● **Saved entries**
******************************
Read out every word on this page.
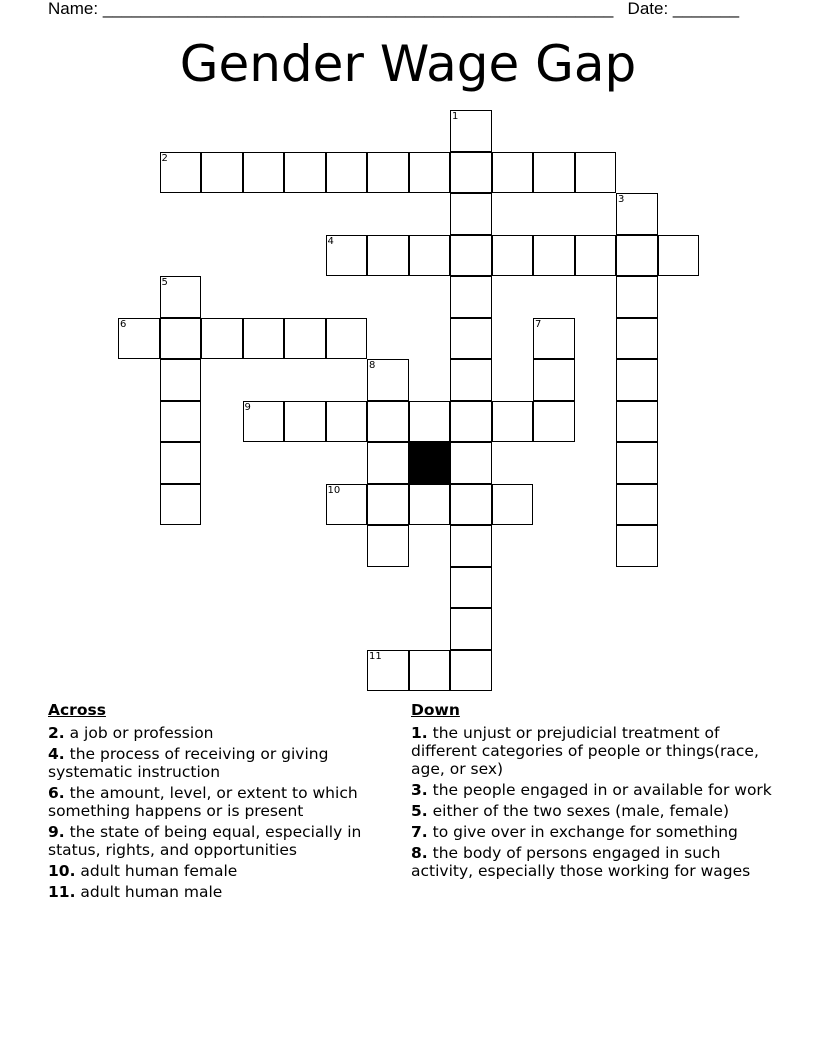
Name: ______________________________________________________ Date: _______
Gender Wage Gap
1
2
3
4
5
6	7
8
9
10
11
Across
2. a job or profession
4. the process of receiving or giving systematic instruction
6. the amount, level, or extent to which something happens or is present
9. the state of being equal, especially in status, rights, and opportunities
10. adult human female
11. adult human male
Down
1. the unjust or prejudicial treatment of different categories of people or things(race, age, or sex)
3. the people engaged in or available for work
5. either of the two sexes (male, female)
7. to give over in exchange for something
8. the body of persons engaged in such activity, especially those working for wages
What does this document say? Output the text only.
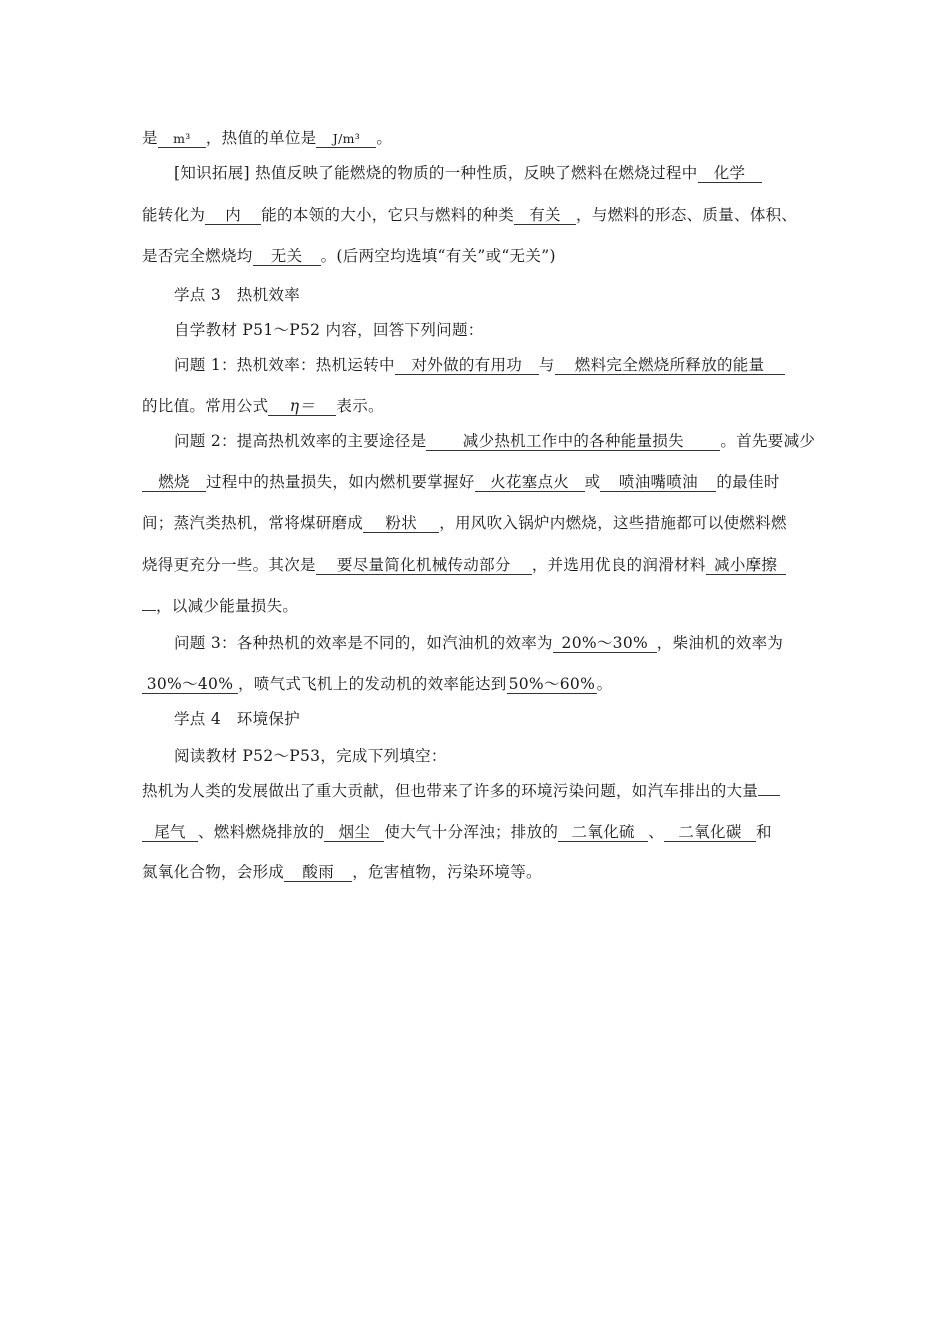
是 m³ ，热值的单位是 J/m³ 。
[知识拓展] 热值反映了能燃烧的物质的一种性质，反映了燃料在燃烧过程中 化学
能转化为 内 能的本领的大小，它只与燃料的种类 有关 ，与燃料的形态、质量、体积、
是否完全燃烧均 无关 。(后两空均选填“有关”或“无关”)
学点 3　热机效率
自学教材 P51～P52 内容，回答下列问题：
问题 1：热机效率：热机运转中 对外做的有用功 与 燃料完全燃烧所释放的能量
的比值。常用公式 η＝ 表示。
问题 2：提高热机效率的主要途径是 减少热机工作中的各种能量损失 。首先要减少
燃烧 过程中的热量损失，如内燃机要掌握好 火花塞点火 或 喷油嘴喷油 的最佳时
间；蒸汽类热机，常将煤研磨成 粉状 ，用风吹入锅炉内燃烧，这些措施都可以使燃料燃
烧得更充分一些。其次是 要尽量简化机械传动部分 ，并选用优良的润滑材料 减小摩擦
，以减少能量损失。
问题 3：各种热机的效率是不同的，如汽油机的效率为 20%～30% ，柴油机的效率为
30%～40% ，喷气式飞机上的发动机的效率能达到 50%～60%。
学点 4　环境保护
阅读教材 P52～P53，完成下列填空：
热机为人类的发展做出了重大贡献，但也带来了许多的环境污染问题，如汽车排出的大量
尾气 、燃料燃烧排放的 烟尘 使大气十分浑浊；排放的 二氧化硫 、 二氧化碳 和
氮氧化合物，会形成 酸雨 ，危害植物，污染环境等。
******************************
● **WHAT TO DO**
Make an exact copy of the data above, pictures excluded.

● **SOLUTION BELOW**
Read out every word on this page.
Name: ______________________________________________________ Date: _______
Gender Wage Gap
1
2
3
4
5
6	7
8
9
10
11
Across
2. a job or profession
4. the process of receiving or giving systematic instruction
6. the amount, level, or extent to which something happens or is present
9. the state of being equal, especially in status, rights, and opportunities
10. adult human female
11. adult human male
Down
1. the unjust or prejudicial treatment of different categories of people or things(race, age, or sex)
3. the people engaged in or available for work
5. either of the two sexes (male, female)
7. to give over in exchange for something
8. the body of persons engaged in such activity, especially those working for wages
What does this document say? Output the text only.
是 m³ ，热值的单位是 J/m³ 。
[知识拓展] 热值反映了能燃烧的物质的一种性质，反映了燃料在燃烧过程中 化学
能转化为 内 能的本领的大小，它只与燃料的种类 有关 ，与燃料的形态、质量、体积、
是否完全燃烧均 无关 。(后两空均选填“有关”或“无关”)
学点 3　热机效率
自学教材 P51～P52 内容，回答下列问题：
问题 1：热机效率：热机运转中 对外做的有用功 与 燃料完全燃烧所释放的能量
的比值。常用公式 η＝ 表示。
问题 2：提高热机效率的主要途径是 减少热机工作中的各种能量损失 。首先要减少
燃烧 过程中的热量损失，如内燃机要掌握好 火花塞点火 或 喷油嘴喷油 的最佳时
间；蒸汽类热机，常将煤研磨成 粉状 ，用风吹入锅炉内燃烧，这些措施都可以使燃料燃
烧得更充分一些。其次是 要尽量简化机械传动部分 ，并选用优良的润滑材料 减小摩擦
，以减少能量损失。
问题 3：各种热机的效率是不同的，如汽油机的效率为 20%～30% ，柴油机的效率为
30%～40% ，喷气式飞机上的发动机的效率能达到 50%～60%。
学点 4　环境保护
阅读教材 P52～P53，完成下列填空：
热机为人类的发展做出了重大贡献，但也带来了许多的环境污染问题，如汽车排出的大量
尾气 、燃料燃烧排放的 烟尘 使大气十分浑浊；排放的 二氧化硫 、 二氧化碳 和
氮氧化合物，会形成 酸雨 ，危害植物，污染环境等。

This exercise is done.